(Data listing)
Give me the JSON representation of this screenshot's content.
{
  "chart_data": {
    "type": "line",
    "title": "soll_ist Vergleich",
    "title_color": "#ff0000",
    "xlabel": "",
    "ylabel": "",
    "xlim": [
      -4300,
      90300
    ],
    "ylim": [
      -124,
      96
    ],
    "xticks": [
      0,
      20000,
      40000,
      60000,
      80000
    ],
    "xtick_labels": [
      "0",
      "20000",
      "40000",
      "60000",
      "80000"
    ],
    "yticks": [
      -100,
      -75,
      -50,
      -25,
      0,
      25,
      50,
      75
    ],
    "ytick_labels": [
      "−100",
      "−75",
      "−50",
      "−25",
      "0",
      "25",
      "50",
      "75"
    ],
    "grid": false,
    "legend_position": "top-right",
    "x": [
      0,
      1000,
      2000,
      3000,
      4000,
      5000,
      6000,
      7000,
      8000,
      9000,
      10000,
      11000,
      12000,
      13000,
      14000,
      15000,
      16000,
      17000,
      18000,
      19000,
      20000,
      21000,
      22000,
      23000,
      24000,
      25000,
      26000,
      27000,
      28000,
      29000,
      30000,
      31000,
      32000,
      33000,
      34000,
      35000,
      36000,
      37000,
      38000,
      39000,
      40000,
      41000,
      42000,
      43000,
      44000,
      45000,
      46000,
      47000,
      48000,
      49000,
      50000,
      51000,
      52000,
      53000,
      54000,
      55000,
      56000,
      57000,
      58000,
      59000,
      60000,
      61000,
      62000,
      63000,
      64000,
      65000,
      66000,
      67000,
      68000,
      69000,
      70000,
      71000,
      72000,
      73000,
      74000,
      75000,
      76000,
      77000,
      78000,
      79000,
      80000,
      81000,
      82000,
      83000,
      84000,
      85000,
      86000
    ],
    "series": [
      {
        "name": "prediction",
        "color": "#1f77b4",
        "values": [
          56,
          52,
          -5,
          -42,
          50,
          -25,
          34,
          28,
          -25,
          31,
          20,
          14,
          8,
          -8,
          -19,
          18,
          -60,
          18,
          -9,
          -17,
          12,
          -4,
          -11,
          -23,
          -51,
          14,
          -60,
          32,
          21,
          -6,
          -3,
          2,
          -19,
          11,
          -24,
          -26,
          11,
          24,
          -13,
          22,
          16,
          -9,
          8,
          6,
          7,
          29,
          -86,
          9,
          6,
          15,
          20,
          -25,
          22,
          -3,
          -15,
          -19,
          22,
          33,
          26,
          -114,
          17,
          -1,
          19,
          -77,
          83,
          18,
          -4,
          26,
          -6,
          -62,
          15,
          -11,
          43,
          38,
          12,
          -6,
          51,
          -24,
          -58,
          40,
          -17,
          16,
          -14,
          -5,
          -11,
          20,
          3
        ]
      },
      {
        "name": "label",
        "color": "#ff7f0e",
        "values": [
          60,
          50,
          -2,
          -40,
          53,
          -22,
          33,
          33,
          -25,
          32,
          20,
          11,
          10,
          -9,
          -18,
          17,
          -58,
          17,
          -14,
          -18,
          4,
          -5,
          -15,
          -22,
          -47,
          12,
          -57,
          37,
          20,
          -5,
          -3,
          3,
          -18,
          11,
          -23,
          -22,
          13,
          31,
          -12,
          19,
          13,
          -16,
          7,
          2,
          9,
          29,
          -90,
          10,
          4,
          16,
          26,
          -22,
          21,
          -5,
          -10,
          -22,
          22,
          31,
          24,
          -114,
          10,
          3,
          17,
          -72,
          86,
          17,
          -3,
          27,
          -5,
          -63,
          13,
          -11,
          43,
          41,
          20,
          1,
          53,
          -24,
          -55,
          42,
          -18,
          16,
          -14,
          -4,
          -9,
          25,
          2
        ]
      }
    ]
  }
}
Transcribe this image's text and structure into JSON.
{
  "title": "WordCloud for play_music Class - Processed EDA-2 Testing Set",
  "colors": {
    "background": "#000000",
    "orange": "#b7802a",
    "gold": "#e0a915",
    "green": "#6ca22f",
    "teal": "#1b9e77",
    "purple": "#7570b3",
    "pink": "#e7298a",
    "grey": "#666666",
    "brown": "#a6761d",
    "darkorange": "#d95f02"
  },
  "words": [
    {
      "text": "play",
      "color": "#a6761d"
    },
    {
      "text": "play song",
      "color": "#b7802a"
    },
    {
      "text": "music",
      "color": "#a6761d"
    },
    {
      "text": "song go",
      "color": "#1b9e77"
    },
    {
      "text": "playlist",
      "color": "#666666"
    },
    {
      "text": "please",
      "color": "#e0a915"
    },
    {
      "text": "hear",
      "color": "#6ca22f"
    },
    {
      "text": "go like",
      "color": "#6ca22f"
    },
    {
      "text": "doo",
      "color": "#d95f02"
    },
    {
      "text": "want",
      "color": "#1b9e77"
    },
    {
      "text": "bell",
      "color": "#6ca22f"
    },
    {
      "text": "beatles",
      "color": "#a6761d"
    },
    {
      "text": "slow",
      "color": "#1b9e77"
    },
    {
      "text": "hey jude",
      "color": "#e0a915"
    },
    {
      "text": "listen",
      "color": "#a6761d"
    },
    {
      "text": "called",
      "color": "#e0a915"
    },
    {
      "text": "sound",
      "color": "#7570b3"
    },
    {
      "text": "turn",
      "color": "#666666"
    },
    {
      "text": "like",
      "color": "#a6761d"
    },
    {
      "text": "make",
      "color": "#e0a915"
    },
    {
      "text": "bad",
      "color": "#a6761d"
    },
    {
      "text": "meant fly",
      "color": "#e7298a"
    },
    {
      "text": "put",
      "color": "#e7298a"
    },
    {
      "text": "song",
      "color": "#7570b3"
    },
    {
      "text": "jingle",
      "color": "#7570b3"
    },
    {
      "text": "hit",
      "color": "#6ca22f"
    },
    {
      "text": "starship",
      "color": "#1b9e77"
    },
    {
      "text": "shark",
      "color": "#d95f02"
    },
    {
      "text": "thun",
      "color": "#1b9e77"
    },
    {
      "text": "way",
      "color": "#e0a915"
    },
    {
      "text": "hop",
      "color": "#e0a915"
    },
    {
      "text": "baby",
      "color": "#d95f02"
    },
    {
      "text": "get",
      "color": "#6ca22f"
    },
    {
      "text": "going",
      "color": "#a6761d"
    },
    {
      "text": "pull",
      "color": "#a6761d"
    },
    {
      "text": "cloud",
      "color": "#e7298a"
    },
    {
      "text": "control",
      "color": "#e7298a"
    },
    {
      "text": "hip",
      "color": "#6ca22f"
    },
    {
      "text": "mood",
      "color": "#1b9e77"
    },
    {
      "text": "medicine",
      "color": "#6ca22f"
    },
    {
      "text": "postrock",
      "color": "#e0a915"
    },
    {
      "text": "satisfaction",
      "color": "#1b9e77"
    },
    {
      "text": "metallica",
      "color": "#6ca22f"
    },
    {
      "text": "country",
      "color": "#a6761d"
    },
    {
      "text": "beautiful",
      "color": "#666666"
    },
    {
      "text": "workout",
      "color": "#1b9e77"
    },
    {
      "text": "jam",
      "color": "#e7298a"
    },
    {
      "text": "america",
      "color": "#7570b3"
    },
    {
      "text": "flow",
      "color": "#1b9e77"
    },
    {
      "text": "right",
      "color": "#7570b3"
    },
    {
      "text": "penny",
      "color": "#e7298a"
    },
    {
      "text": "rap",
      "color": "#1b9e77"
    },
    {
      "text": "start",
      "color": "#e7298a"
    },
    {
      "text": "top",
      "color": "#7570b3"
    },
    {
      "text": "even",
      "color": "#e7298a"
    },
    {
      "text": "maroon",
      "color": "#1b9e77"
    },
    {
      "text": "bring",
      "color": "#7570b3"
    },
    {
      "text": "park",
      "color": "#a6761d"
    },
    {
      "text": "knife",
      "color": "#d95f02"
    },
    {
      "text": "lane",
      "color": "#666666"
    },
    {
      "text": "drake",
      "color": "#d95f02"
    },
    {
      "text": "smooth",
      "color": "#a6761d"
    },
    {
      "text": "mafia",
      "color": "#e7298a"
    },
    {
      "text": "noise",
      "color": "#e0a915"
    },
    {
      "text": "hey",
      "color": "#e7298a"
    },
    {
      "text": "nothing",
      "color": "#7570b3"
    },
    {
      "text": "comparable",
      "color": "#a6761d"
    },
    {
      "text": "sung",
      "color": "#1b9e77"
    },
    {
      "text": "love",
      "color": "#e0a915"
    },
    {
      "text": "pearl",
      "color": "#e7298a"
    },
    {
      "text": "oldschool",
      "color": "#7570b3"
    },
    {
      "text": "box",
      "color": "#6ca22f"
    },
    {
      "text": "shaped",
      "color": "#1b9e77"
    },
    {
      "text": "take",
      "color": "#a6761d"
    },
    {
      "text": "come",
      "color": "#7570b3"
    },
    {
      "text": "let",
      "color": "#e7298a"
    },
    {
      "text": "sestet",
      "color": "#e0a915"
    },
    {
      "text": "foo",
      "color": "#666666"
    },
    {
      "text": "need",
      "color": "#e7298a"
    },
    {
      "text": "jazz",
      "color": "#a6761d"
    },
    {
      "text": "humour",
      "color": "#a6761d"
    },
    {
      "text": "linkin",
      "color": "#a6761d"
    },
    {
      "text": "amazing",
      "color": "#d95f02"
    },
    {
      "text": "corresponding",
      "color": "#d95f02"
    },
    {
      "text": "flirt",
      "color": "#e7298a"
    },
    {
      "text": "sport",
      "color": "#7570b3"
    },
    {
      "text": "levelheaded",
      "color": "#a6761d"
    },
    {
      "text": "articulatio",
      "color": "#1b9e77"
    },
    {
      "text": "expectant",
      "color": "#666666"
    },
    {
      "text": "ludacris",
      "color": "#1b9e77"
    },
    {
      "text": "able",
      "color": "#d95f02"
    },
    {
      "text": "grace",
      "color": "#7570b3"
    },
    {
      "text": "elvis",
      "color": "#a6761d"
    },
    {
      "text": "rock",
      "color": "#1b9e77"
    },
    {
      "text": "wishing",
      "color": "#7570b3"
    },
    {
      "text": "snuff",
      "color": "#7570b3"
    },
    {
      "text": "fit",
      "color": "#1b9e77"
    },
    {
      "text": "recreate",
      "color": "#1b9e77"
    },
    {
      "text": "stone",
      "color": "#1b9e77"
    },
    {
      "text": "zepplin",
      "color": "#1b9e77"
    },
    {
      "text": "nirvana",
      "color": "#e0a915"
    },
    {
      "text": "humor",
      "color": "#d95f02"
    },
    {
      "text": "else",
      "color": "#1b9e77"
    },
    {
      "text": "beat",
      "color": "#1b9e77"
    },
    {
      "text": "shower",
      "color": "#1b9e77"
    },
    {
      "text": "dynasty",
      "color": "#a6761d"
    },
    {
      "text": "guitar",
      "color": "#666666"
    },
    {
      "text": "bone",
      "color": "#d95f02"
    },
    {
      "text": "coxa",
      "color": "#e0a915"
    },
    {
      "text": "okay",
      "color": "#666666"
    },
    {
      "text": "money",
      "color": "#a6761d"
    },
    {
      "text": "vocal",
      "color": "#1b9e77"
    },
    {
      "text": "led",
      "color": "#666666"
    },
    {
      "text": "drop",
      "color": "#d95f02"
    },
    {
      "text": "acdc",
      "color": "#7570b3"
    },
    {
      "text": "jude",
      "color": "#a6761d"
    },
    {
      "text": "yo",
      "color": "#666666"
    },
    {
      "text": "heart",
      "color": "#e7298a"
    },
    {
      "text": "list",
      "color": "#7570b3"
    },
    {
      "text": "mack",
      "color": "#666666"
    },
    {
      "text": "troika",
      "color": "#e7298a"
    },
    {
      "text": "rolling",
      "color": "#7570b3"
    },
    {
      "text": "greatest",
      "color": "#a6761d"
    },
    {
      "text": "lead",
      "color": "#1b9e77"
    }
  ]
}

**Requirement:**
Your answer should be only the number of lines that hold the word "JSON".

**The output:**
2